-- begin --
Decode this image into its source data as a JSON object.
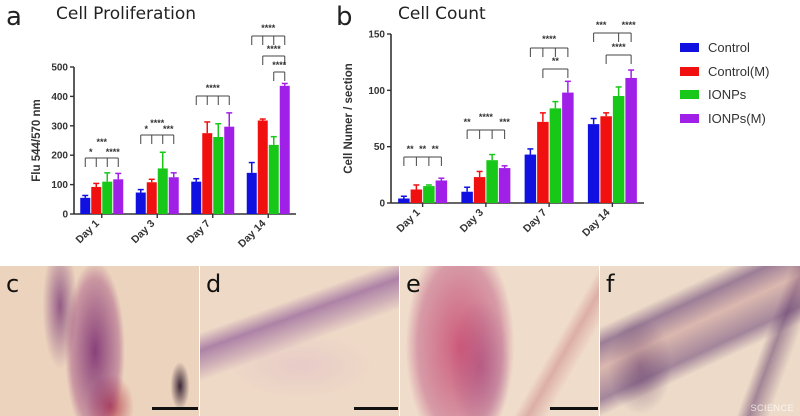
{
  "panels": {
    "a": {
      "letter": "a",
      "title": "Cell Proliferation"
    },
    "b": {
      "letter": "b",
      "title": "Cell Count"
    }
  },
  "legend": [
    {
      "label": "Control",
      "color": "#1010e0"
    },
    {
      "label": "Control(M)",
      "color": "#f01010"
    },
    {
      "label": "IONPs",
      "color": "#18c818"
    },
    {
      "label": "IONPs(M)",
      "color": "#a020e8"
    }
  ],
  "chart_data": [
    {
      "type": "bar",
      "title": "Cell Proliferation",
      "xlabel": "",
      "ylabel": "Flu 544/570 nm",
      "ylim": [
        0,
        500
      ],
      "yticks": [
        0,
        100,
        200,
        300,
        400,
        500
      ],
      "categories": [
        "Day 1",
        "Day 3",
        "Day 7",
        "Day 14"
      ],
      "series": [
        {
          "name": "Control",
          "values": [
            55,
            73,
            110,
            140
          ],
          "errors": [
            8,
            10,
            10,
            35
          ]
        },
        {
          "name": "Control(M)",
          "values": [
            92,
            108,
            275,
            318
          ],
          "errors": [
            12,
            10,
            38,
            5
          ]
        },
        {
          "name": "IONPs",
          "values": [
            110,
            155,
            262,
            235
          ],
          "errors": [
            30,
            55,
            45,
            28
          ]
        },
        {
          "name": "IONPs(M)",
          "values": [
            118,
            125,
            297,
            436
          ],
          "errors": [
            20,
            15,
            47,
            8
          ]
        }
      ],
      "significance": [
        {
          "group": "Day 1",
          "labels": [
            "***",
            "*",
            "****"
          ]
        },
        {
          "group": "Day 3",
          "labels": [
            "****",
            "*",
            "***"
          ]
        },
        {
          "group": "Day 7",
          "labels": [
            "****"
          ]
        },
        {
          "group": "Day 14",
          "labels": [
            "****",
            "****",
            "****"
          ]
        }
      ],
      "grid": false,
      "legend_position": "right"
    },
    {
      "type": "bar",
      "title": "Cell Count",
      "xlabel": "",
      "ylabel": "Cell Numer / section",
      "ylim": [
        0,
        150
      ],
      "yticks": [
        0,
        50,
        100,
        150
      ],
      "categories": [
        "Day 1",
        "Day 3",
        "Day 7",
        "Day 14"
      ],
      "series": [
        {
          "name": "Control",
          "values": [
            4,
            10,
            43,
            70
          ],
          "errors": [
            2,
            4,
            5,
            5
          ]
        },
        {
          "name": "Control(M)",
          "values": [
            12,
            23,
            72,
            77
          ],
          "errors": [
            4,
            5,
            8,
            3
          ]
        },
        {
          "name": "IONPs",
          "values": [
            15,
            38,
            84,
            95
          ],
          "errors": [
            1,
            5,
            6,
            8
          ]
        },
        {
          "name": "IONPs(M)",
          "values": [
            20,
            31,
            98,
            111
          ],
          "errors": [
            2,
            2,
            10,
            7
          ]
        }
      ],
      "significance": [
        {
          "group": "Day 1",
          "labels": [
            "**",
            "**",
            "**"
          ]
        },
        {
          "group": "Day 3",
          "labels": [
            "**",
            "****",
            "***"
          ]
        },
        {
          "group": "Day 7",
          "labels": [
            "****",
            "**"
          ]
        },
        {
          "group": "Day 14",
          "labels": [
            "***",
            "****",
            "****"
          ]
        }
      ],
      "grid": false,
      "legend_position": "right"
    }
  ],
  "photos": [
    {
      "label": "c"
    },
    {
      "label": "d"
    },
    {
      "label": "e"
    },
    {
      "label": "f",
      "watermark": "SCIENCE"
    }
  ]
}
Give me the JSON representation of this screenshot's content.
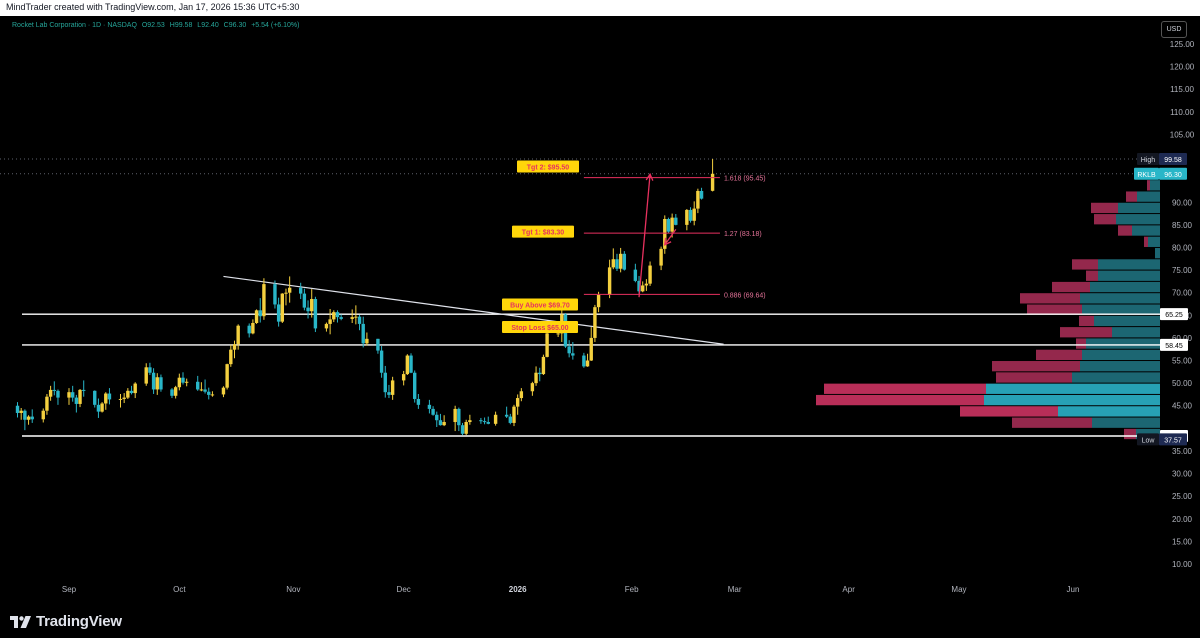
-- end --
All entries must be written out again exactly as given, with no pictures in the copy.

Decode this image into its source data as a JSON object.
{
  "panels": {
    "a": {
      "letter": "a",
      "title": "Cell Proliferation"
    },
    "b": {
      "letter": "b",
      "title": "Cell Count"
    }
  },
  "legend": [
    {
      "label": "Control",
      "color": "#1010e0"
    },
    {
      "label": "Control(M)",
      "color": "#f01010"
    },
    {
      "label": "IONPs",
      "color": "#18c818"
    },
    {
      "label": "IONPs(M)",
      "color": "#a020e8"
    }
  ],
  "chart_data": [
    {
      "type": "bar",
      "title": "Cell Proliferation",
      "xlabel": "",
      "ylabel": "Flu 544/570 nm",
      "ylim": [
        0,
        500
      ],
      "yticks": [
        0,
        100,
        200,
        300,
        400,
        500
      ],
      "categories": [
        "Day 1",
        "Day 3",
        "Day 7",
        "Day 14"
      ],
      "series": [
        {
          "name": "Control",
          "values": [
            55,
            73,
            110,
            140
          ],
          "errors": [
            8,
            10,
            10,
            35
          ]
        },
        {
          "name": "Control(M)",
          "values": [
            92,
            108,
            275,
            318
          ],
          "errors": [
            12,
            10,
            38,
            5
          ]
        },
        {
          "name": "IONPs",
          "values": [
            110,
            155,
            262,
            235
          ],
          "errors": [
            30,
            55,
            45,
            28
          ]
        },
        {
          "name": "IONPs(M)",
          "values": [
            118,
            125,
            297,
            436
          ],
          "errors": [
            20,
            15,
            47,
            8
          ]
        }
      ],
      "significance": [
        {
          "group": "Day 1",
          "labels": [
            "***",
            "*",
            "****"
          ]
        },
        {
          "group": "Day 3",
          "labels": [
            "****",
            "*",
            "***"
          ]
        },
        {
          "group": "Day 7",
          "labels": [
            "****"
          ]
        },
        {
          "group": "Day 14",
          "labels": [
            "****",
            "****",
            "****"
          ]
        }
      ],
      "grid": false,
      "legend_position": "right"
    },
    {
      "type": "bar",
      "title": "Cell Count",
      "xlabel": "",
      "ylabel": "Cell Numer / section",
      "ylim": [
        0,
        150
      ],
      "yticks": [
        0,
        50,
        100,
        150
      ],
      "categories": [
        "Day 1",
        "Day 3",
        "Day 7",
        "Day 14"
      ],
      "series": [
        {
          "name": "Control",
          "values": [
            4,
            10,
            43,
            70
          ],
          "errors": [
            2,
            4,
            5,
            5
          ]
        },
        {
          "name": "Control(M)",
          "values": [
            12,
            23,
            72,
            77
          ],
          "errors": [
            4,
            5,
            8,
            3
          ]
        },
        {
          "name": "IONPs",
          "values": [
            15,
            38,
            84,
            95
          ],
          "errors": [
            1,
            5,
            6,
            8
          ]
        },
        {
          "name": "IONPs(M)",
          "values": [
            20,
            31,
            98,
            111
          ],
          "errors": [
            2,
            2,
            10,
            7
          ]
        }
      ],
      "significance": [
        {
          "group": "Day 1",
          "labels": [
            "**",
            "**",
            "**"
          ]
        },
        {
          "group": "Day 3",
          "labels": [
            "**",
            "****",
            "***"
          ]
        },
        {
          "group": "Day 7",
          "labels": [
            "****",
            "**"
          ]
        },
        {
          "group": "Day 14",
          "labels": [
            "***",
            "****",
            "****"
          ]
        }
      ],
      "grid": false,
      "legend_position": "right"
    }
  ],
  "photos": [
    {
      "label": "c"
    },
    {
      "label": "d"
    },
    {
      "label": "e"
    },
    {
      "label": "f",
      "watermark": "SCIENCE"
    }
  ]
}
Give me the JSON representation of this screenshot's content.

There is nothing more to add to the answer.